▶ [What this task involves]: From the entries below, copy every line where the string "Output" appears.

** START OF Rows **

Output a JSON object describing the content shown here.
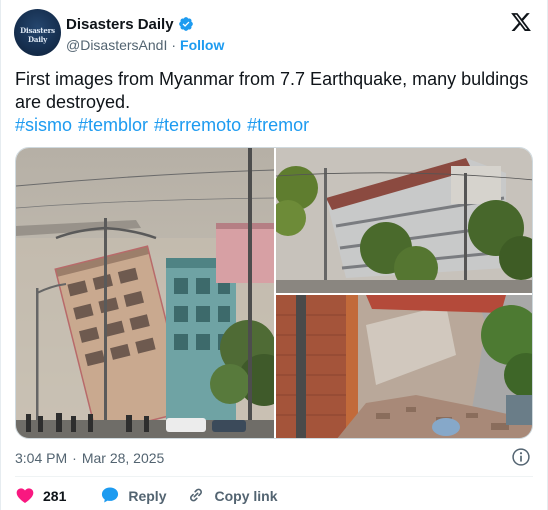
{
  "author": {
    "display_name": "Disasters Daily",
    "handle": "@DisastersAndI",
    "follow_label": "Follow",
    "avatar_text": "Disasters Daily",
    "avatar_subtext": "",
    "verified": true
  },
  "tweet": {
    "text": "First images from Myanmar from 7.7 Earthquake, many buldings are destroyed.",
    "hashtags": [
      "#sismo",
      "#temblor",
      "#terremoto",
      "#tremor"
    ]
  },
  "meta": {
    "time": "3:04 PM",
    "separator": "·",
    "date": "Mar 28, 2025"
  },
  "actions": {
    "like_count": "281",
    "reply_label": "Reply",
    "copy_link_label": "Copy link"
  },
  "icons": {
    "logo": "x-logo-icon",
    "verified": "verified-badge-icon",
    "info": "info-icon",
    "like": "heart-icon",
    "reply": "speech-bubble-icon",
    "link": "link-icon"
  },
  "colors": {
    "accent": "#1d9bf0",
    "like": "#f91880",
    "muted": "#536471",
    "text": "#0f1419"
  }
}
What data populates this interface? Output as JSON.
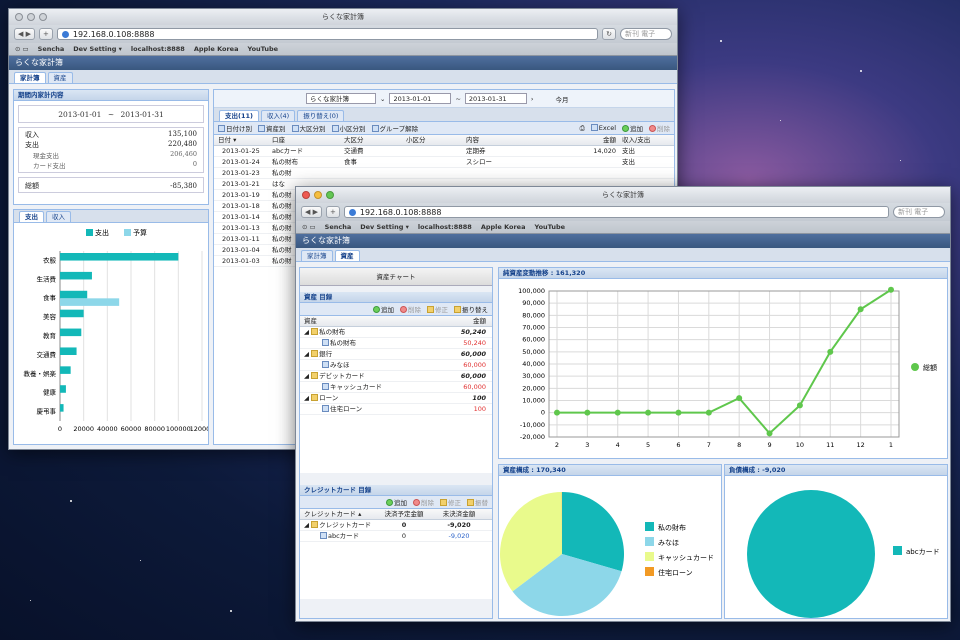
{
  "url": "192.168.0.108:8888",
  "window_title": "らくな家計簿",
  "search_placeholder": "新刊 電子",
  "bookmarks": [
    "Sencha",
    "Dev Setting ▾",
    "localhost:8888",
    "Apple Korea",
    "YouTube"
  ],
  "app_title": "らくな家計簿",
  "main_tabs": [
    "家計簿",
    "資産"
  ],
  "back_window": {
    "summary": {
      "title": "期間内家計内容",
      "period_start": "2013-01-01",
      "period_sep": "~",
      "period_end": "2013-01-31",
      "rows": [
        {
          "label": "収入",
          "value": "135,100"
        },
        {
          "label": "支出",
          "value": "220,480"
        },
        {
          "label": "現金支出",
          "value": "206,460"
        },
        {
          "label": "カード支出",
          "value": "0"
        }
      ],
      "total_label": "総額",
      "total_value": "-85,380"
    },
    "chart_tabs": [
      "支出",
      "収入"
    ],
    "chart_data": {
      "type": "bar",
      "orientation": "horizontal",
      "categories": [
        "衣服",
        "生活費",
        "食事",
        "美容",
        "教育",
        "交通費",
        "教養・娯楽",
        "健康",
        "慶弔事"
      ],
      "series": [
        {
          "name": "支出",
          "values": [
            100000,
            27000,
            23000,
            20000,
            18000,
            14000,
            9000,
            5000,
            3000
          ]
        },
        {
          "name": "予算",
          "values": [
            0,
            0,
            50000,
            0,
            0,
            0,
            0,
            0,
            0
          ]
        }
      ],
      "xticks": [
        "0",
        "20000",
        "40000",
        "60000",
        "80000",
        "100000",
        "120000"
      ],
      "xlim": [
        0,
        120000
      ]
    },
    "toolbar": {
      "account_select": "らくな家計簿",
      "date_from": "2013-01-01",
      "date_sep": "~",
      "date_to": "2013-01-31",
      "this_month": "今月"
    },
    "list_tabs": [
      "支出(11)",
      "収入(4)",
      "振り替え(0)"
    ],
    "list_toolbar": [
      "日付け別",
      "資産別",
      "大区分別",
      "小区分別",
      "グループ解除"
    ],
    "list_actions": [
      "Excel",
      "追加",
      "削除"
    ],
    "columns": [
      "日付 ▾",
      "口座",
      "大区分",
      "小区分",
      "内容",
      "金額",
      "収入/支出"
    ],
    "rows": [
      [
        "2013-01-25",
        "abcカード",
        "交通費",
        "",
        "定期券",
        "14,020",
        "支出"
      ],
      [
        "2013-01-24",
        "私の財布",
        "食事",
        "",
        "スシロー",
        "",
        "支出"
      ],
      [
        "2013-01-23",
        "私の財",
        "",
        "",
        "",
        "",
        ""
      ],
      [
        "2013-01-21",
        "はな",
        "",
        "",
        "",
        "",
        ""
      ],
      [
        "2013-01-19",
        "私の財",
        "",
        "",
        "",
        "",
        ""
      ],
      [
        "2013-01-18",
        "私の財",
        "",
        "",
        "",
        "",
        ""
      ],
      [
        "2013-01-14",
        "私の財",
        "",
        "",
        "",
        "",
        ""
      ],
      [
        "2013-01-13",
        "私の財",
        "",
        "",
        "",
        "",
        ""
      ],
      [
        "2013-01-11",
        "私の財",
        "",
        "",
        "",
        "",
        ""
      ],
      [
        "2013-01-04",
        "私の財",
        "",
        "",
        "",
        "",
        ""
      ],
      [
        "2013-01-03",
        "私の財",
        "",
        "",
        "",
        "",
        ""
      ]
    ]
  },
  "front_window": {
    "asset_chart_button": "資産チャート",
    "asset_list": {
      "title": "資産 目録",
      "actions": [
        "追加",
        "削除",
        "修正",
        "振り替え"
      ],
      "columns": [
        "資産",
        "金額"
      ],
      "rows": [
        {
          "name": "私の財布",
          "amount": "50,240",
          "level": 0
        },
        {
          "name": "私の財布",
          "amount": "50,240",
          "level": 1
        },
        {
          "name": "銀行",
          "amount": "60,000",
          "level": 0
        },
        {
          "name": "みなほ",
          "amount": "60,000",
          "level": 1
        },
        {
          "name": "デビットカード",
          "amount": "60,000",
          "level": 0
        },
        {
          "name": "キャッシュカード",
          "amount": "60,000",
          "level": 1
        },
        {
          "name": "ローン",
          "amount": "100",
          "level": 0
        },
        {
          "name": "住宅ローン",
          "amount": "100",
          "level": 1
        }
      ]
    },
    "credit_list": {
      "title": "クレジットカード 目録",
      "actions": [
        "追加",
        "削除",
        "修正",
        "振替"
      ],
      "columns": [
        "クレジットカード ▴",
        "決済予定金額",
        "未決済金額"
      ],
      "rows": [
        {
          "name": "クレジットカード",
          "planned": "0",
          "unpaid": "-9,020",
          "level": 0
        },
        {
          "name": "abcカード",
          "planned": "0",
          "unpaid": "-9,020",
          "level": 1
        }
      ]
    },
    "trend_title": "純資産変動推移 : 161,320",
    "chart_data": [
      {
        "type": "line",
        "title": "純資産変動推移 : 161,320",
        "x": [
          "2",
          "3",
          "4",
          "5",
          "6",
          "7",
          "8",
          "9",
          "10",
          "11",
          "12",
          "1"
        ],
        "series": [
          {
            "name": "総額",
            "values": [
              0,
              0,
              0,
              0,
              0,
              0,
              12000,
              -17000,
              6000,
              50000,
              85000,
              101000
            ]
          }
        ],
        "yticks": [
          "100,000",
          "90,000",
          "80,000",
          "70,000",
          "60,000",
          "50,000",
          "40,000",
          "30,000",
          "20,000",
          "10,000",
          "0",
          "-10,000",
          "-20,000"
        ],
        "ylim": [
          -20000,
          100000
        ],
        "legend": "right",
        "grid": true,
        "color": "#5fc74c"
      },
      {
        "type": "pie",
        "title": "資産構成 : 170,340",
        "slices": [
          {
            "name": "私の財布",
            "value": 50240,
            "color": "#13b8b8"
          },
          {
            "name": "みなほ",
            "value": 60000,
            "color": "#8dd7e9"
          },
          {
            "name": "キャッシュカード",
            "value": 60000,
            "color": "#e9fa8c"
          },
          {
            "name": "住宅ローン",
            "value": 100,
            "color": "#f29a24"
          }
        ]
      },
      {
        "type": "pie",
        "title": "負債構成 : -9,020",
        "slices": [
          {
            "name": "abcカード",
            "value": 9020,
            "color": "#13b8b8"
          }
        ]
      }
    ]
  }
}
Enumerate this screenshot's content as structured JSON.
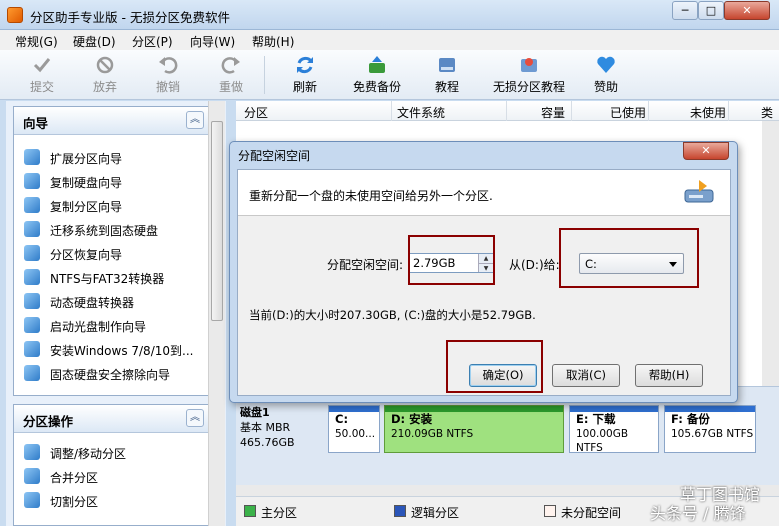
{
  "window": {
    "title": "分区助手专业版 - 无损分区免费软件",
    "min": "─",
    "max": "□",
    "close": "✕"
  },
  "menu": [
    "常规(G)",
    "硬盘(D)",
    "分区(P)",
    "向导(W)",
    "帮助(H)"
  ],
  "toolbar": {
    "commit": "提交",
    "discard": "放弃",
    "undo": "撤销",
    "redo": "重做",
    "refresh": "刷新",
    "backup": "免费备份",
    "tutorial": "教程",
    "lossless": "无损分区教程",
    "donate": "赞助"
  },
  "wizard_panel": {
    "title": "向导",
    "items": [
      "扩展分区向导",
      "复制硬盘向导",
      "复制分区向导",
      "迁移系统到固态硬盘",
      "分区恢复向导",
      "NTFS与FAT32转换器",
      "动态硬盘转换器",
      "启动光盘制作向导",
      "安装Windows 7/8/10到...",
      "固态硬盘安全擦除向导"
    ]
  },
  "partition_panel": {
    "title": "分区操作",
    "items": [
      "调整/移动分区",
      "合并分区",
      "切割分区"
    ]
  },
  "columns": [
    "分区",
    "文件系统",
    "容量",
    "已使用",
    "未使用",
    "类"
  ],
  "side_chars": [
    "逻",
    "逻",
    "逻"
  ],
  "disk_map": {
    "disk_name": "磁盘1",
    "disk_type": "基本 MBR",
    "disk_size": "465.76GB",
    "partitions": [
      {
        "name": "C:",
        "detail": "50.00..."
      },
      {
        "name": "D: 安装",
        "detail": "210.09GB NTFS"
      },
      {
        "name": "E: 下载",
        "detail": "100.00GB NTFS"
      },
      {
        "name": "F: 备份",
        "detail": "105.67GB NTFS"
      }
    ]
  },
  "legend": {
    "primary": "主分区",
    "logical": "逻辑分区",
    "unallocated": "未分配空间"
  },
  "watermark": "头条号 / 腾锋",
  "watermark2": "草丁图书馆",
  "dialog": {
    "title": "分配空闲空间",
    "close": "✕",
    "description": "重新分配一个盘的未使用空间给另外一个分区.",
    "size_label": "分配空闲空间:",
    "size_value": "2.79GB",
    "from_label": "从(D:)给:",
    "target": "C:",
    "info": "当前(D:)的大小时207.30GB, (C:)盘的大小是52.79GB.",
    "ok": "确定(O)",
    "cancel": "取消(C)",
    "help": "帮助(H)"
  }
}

** END OF Rows **

▶ [Complete answer]:
Output a JSON object describing the content shown here.
What data populates this interface? Output as JSON.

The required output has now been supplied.